Exercise instructions: Extract the lines that carry the string "scale" from the listing.

Stored rows:
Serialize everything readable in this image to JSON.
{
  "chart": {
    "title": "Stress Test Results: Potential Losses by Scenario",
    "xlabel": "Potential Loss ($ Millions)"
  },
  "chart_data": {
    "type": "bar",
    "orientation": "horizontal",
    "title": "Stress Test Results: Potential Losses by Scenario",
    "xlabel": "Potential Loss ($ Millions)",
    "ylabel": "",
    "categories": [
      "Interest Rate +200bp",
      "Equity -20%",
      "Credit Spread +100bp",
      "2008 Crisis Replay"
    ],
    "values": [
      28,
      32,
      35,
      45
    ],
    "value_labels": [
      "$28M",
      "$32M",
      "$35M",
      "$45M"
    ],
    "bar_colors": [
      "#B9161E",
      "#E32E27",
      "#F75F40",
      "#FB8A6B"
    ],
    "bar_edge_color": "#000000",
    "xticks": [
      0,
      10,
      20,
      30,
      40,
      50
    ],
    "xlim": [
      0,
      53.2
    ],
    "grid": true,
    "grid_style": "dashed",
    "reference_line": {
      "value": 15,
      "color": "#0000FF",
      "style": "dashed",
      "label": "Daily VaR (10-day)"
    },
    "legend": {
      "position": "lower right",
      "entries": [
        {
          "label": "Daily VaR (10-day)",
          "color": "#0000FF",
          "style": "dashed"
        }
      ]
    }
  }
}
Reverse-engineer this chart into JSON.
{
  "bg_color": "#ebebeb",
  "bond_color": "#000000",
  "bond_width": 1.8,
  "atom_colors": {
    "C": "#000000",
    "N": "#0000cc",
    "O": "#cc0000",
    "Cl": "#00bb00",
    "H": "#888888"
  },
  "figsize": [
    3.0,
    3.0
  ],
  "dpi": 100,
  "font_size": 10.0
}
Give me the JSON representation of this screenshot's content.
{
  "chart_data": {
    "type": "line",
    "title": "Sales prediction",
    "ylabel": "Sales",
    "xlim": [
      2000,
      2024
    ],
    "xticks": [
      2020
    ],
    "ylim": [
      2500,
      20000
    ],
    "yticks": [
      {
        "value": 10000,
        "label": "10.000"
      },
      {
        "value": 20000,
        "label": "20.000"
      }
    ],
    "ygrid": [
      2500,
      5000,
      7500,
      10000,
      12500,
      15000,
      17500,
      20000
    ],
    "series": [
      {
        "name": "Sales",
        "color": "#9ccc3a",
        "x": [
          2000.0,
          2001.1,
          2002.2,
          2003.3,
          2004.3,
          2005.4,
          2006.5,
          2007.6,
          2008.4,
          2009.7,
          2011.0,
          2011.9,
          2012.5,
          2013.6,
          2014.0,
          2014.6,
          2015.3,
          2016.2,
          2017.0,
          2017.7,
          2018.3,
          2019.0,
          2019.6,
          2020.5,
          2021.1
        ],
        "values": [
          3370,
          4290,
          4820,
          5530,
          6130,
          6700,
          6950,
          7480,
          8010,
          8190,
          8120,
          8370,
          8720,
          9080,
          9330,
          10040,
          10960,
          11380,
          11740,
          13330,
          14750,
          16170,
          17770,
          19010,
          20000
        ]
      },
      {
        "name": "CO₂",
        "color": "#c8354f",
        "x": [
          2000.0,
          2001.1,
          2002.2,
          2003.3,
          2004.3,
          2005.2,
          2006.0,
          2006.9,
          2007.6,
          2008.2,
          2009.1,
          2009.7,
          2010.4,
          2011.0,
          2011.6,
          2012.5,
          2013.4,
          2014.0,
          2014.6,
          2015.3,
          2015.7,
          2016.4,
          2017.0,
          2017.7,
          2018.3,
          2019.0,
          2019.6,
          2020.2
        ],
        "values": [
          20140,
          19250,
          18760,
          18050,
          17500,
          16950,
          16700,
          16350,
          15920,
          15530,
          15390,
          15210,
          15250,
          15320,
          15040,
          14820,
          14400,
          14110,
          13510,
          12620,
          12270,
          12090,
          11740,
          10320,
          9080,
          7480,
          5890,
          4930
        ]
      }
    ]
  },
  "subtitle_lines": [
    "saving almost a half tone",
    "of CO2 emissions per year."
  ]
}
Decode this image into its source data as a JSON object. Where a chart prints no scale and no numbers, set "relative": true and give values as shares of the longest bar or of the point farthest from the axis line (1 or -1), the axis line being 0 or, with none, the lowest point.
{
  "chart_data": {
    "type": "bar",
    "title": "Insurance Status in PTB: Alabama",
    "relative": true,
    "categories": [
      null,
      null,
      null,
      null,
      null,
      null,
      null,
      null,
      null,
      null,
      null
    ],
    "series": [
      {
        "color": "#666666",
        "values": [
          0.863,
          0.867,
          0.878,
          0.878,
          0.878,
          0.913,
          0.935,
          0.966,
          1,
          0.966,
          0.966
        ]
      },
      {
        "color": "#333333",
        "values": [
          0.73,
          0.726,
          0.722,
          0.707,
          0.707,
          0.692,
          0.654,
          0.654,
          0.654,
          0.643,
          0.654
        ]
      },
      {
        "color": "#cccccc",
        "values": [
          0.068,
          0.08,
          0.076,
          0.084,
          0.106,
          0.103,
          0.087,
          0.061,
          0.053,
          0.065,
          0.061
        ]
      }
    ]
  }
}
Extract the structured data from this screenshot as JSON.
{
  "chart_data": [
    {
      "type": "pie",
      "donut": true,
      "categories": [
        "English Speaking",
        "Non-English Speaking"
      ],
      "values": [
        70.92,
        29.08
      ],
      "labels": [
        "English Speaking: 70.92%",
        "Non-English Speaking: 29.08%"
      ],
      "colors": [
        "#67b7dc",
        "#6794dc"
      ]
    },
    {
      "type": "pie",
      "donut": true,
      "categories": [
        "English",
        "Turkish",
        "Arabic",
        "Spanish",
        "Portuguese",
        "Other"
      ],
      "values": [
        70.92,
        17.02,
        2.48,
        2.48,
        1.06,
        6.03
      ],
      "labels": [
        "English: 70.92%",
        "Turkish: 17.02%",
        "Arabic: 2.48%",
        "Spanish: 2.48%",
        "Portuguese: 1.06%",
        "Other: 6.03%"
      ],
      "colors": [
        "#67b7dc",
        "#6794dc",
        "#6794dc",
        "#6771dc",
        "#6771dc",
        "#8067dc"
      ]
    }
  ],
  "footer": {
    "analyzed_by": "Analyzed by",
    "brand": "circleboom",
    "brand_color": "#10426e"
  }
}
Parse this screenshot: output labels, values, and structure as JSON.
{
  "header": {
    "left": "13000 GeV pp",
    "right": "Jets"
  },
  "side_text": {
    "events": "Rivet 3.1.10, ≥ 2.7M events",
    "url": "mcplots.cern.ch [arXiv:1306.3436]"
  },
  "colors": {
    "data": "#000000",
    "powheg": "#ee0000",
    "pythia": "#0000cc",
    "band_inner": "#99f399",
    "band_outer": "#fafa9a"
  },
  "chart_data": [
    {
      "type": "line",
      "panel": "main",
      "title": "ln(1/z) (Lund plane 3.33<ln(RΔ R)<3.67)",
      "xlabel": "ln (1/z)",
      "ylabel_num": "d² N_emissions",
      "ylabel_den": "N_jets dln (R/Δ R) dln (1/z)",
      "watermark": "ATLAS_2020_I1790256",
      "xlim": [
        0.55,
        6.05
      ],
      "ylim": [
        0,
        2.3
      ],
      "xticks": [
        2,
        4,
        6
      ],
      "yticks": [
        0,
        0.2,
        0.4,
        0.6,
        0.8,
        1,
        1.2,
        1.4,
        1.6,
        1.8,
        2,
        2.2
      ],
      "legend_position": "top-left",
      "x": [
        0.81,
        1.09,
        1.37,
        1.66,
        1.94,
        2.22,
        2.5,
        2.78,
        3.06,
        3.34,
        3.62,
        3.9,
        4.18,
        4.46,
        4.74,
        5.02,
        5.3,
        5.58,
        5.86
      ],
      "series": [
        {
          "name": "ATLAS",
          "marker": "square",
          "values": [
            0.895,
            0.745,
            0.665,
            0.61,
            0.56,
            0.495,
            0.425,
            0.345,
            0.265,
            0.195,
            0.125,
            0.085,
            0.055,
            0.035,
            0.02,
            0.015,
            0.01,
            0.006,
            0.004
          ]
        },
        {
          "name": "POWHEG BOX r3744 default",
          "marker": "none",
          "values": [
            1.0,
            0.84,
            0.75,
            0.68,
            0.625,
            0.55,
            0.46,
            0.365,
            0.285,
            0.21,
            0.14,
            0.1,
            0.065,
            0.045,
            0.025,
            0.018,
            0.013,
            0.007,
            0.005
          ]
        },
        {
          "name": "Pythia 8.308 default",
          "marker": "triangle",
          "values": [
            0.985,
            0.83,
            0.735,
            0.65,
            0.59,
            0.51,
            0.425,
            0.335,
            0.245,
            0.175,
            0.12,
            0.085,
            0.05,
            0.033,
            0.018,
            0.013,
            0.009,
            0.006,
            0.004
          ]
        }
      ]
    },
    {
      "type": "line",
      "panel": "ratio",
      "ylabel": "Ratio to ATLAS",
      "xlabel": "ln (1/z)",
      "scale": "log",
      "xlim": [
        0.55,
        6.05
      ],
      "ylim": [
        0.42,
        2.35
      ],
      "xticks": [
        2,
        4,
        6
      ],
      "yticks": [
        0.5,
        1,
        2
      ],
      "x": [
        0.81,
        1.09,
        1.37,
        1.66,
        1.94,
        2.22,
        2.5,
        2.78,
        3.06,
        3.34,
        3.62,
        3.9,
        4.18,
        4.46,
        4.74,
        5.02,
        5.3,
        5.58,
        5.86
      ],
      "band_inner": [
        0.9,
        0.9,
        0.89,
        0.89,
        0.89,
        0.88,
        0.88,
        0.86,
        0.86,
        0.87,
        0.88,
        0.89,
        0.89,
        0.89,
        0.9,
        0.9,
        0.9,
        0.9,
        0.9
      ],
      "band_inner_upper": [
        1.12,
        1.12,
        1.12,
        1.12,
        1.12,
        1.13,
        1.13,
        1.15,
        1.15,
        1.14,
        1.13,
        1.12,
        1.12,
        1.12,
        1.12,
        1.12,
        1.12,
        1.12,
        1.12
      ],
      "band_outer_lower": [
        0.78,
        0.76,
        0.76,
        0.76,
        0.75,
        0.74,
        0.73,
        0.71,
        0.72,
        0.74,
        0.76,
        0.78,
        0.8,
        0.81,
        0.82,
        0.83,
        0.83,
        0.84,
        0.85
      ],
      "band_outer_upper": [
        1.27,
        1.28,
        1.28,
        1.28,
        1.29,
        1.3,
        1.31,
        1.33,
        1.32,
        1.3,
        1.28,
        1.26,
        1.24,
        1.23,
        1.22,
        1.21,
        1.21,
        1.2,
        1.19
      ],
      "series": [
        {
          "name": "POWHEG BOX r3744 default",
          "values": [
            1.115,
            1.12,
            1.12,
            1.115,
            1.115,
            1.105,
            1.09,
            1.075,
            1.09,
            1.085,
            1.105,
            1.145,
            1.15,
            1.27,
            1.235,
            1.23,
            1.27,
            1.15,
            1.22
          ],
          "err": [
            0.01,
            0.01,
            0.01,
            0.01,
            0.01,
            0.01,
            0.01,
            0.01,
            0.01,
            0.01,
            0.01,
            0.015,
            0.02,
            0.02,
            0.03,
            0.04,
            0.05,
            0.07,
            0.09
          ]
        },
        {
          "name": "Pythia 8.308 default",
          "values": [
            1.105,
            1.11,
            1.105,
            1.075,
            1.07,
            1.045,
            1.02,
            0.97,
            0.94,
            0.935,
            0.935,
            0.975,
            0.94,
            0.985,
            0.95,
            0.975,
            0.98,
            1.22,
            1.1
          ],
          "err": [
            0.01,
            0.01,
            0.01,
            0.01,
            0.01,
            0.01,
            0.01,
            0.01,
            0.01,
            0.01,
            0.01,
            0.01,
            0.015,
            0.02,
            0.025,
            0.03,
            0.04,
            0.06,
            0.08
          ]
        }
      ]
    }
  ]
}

Task response:
Decode this image into its source data as a JSON object. Where a chart prints no scale and no numbers, set "relative": true and give values as shares of the longest bar or of the point farthest from the axis line (1 or -1), the axis line being 0 or, with none, the lowest point.
      "scale": "log",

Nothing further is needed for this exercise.